| Challenge |
Report, word for word, every line of the material that contains "heading".

[Extracted data entries]
_ _ _ _ _
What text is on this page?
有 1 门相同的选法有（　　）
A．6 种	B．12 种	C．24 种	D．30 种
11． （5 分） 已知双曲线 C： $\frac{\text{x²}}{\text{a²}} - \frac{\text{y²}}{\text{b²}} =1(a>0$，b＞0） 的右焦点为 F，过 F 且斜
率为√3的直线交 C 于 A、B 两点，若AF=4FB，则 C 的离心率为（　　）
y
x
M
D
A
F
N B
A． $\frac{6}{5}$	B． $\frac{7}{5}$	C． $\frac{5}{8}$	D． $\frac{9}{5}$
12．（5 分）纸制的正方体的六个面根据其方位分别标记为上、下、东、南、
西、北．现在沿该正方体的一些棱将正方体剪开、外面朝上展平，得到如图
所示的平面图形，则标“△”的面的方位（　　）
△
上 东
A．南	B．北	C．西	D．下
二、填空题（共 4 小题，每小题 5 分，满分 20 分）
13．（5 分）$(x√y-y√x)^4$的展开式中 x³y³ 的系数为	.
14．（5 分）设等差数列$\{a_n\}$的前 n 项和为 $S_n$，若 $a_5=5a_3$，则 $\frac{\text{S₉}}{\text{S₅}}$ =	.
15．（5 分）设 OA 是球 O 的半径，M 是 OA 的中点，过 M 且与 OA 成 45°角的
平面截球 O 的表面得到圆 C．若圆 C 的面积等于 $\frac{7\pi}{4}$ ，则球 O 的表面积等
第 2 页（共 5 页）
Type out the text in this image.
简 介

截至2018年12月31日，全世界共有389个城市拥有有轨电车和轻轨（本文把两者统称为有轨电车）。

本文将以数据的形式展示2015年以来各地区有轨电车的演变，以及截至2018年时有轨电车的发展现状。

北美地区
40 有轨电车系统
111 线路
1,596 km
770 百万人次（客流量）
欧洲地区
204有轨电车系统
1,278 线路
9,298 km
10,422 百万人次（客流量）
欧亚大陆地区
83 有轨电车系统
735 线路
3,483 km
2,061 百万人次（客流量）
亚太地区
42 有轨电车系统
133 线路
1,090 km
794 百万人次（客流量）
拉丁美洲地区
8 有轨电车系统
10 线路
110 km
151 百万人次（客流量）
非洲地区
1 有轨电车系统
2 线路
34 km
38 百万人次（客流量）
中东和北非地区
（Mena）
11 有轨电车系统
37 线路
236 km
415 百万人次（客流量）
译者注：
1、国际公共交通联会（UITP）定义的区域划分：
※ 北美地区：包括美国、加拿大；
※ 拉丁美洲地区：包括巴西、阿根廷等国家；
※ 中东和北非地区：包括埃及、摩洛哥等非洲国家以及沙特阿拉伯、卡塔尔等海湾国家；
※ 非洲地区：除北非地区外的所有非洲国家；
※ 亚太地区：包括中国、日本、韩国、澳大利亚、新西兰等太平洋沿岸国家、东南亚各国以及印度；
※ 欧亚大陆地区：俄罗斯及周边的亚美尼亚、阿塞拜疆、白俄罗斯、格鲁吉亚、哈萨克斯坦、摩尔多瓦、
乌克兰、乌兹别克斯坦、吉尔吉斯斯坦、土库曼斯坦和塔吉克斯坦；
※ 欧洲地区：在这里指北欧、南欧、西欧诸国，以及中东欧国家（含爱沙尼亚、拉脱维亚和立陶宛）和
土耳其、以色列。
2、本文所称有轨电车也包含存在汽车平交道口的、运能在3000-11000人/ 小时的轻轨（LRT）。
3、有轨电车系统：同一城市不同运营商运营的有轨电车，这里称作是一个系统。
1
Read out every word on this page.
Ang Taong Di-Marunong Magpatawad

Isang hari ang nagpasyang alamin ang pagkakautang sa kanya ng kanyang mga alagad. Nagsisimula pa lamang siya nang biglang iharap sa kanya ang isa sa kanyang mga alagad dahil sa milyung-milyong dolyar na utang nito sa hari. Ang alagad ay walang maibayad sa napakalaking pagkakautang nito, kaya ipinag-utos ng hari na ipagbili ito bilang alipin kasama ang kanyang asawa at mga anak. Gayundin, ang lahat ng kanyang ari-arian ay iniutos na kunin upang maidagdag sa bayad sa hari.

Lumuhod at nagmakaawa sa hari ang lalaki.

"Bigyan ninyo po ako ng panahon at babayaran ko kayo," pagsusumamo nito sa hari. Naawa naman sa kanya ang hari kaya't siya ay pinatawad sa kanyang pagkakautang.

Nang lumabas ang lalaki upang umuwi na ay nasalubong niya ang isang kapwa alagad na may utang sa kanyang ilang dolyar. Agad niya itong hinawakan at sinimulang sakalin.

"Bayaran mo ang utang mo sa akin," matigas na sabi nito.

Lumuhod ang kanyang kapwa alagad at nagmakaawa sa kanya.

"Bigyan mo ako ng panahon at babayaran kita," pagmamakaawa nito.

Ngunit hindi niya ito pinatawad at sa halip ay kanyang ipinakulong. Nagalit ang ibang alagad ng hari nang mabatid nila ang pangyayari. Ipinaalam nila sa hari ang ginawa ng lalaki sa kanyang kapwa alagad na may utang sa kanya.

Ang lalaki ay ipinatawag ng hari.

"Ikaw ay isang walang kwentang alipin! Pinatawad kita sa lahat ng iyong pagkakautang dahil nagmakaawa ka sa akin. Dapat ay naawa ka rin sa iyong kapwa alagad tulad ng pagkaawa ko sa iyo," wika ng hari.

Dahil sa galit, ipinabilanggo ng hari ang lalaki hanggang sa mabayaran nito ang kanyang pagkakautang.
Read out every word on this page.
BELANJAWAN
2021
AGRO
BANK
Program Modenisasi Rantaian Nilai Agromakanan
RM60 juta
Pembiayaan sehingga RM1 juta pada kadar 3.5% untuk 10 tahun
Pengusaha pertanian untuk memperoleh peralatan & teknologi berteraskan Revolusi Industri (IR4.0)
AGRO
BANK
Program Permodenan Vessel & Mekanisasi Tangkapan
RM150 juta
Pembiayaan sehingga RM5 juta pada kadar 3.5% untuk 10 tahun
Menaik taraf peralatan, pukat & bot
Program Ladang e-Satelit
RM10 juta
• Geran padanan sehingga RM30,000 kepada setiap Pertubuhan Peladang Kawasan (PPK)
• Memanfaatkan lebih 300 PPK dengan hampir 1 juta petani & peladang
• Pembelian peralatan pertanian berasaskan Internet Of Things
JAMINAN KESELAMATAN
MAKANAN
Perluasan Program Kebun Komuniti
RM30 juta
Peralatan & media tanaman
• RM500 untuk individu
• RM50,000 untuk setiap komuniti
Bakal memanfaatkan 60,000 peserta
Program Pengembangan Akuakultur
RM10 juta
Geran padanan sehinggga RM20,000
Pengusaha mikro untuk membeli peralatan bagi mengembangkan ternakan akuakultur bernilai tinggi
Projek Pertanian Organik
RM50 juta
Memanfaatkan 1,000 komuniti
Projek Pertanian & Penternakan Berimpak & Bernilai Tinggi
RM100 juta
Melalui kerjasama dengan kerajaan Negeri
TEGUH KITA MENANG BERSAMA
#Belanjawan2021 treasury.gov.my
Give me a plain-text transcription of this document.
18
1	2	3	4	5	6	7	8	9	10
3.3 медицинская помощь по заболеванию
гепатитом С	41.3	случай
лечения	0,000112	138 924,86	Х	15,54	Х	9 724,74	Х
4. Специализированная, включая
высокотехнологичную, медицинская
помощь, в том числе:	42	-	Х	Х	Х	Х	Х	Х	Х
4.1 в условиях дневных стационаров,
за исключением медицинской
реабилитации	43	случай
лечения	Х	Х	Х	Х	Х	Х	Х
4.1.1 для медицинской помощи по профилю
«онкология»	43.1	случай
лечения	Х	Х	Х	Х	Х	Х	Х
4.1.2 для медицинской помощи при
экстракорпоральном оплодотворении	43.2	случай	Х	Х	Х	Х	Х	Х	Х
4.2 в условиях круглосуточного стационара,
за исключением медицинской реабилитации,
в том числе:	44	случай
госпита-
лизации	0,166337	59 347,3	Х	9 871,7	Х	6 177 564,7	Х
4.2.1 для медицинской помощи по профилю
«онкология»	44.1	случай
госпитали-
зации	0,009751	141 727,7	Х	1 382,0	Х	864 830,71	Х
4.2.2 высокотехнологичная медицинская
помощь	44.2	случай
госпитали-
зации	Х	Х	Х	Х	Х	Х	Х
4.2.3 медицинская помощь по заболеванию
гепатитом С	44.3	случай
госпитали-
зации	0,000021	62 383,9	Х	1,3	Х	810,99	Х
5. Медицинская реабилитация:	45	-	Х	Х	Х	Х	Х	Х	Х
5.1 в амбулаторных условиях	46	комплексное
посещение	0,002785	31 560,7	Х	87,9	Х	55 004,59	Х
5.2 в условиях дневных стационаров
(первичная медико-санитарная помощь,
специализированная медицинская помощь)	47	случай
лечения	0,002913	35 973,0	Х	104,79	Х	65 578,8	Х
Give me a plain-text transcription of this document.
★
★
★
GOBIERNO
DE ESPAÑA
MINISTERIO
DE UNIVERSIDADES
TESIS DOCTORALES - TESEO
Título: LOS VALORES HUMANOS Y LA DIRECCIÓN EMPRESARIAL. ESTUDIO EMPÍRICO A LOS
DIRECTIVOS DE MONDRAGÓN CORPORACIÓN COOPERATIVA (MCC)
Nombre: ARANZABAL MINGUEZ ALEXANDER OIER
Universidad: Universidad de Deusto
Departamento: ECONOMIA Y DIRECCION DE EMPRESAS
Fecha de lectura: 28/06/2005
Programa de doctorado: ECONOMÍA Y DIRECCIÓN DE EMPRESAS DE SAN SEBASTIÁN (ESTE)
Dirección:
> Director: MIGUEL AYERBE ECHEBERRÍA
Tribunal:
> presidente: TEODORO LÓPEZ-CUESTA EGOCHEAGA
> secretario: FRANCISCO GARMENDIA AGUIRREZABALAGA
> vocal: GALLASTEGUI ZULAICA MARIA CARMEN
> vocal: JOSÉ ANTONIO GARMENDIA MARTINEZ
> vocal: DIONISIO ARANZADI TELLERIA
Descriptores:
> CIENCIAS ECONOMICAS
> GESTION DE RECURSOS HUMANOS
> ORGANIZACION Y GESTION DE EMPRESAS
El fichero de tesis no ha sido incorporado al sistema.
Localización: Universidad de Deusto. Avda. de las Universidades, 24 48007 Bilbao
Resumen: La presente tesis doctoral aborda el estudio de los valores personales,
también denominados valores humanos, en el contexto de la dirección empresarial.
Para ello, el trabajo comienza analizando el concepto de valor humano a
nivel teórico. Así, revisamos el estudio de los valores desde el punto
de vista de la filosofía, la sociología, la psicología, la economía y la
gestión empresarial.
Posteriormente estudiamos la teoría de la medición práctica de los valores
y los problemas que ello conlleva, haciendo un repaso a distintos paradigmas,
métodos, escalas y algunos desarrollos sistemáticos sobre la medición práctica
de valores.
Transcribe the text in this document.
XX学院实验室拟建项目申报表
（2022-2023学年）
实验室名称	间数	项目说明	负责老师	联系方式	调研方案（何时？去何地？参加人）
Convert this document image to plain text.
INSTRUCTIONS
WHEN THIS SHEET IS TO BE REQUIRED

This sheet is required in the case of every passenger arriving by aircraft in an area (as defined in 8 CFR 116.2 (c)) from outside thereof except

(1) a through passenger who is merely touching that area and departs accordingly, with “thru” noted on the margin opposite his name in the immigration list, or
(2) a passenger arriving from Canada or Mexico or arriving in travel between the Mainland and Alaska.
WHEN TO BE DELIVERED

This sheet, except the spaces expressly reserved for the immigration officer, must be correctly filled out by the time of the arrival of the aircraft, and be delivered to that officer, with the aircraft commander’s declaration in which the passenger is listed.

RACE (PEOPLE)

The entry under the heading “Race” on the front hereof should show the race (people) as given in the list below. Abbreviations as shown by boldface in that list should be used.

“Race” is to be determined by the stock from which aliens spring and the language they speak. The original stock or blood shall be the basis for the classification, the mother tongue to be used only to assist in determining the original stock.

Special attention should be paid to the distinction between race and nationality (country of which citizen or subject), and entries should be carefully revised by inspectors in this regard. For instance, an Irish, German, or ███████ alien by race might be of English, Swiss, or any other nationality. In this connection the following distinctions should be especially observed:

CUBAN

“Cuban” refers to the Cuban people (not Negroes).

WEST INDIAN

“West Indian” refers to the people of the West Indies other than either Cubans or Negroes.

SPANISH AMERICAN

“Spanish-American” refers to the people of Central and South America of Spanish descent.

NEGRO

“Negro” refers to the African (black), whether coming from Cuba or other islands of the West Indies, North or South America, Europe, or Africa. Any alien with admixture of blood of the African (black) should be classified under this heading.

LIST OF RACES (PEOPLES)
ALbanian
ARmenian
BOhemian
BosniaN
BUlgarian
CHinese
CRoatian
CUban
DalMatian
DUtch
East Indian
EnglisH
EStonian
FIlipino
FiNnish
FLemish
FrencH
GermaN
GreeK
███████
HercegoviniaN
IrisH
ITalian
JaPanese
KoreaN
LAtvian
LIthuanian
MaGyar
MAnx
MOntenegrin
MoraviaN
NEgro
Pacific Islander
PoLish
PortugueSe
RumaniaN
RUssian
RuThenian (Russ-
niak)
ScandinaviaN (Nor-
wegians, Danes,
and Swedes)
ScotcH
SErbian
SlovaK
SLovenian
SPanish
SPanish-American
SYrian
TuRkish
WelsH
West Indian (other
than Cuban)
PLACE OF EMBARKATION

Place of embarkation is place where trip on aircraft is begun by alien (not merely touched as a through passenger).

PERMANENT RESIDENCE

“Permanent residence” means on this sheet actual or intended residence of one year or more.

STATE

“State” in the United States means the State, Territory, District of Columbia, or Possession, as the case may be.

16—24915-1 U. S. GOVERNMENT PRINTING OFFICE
_ _ _ _ _
| Expected output |
The entry under the heading “Race” on the front hereof should show the race (people) as given in the list below. Abbreviations as shown by boldface in that list should be used.
“Negro” refers to the African (black), whether coming from Cuba or other islands of the West Indies, North or South America, Europe, or Africa. Any alien with admixture of blood of the African (black) should be classified under this heading.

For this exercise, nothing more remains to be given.